(Dataset records)
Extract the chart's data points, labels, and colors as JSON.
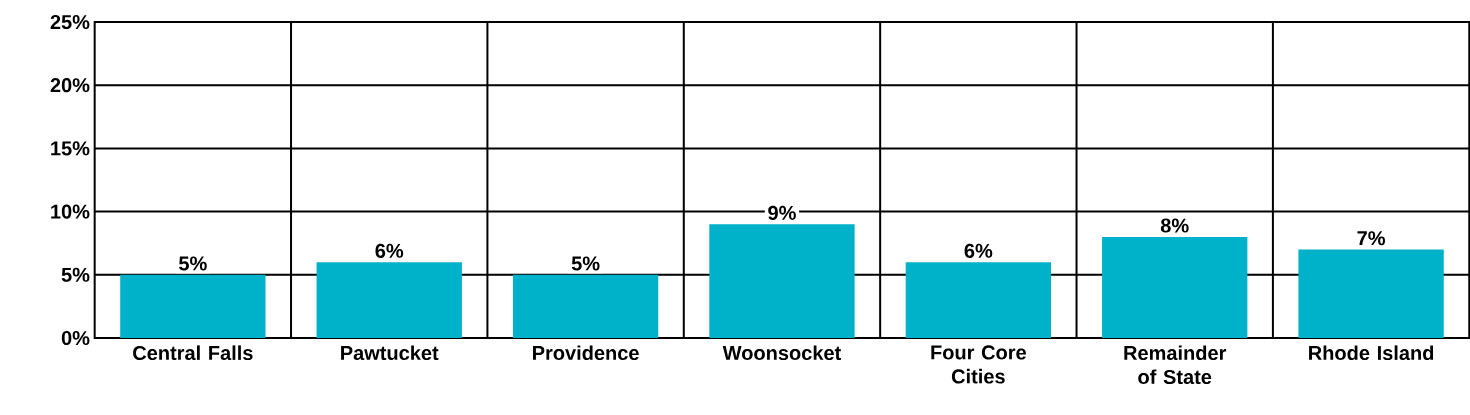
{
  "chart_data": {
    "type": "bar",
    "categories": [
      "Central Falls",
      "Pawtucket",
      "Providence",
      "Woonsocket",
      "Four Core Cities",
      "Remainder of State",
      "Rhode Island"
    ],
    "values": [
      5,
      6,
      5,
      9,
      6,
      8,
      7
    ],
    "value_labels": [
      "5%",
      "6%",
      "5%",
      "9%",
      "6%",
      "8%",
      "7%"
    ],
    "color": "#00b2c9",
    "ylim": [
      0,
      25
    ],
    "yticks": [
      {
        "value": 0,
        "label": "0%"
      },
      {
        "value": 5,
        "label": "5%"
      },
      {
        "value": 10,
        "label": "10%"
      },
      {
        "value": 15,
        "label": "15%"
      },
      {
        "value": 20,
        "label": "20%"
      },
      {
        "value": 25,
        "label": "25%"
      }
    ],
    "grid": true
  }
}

* [SET PROBLEM]: Copy the material above exactly and drop the pictures.

* [SOLUTION FOR THIS EXERCISE]:
Extract the chart's data points, labels, and colors as JSON.
{
  "chart_data": {
    "type": "bar",
    "categories": [
      "Central Falls",
      "Pawtucket",
      "Providence",
      "Woonsocket",
      "Four Core Cities",
      "Remainder of State",
      "Rhode Island"
    ],
    "values": [
      5,
      6,
      5,
      9,
      6,
      8,
      7
    ],
    "value_labels": [
      "5%",
      "6%",
      "5%",
      "9%",
      "6%",
      "8%",
      "7%"
    ],
    "color": "#00b2c9",
    "ylim": [
      0,
      25
    ],
    "yticks": [
      {
        "value": 0,
        "label": "0%"
      },
      {
        "value": 5,
        "label": "5%"
      },
      {
        "value": 10,
        "label": "10%"
      },
      {
        "value": 15,
        "label": "15%"
      },
      {
        "value": 20,
        "label": "20%"
      },
      {
        "value": 25,
        "label": "25%"
      }
    ],
    "grid": true
  }
}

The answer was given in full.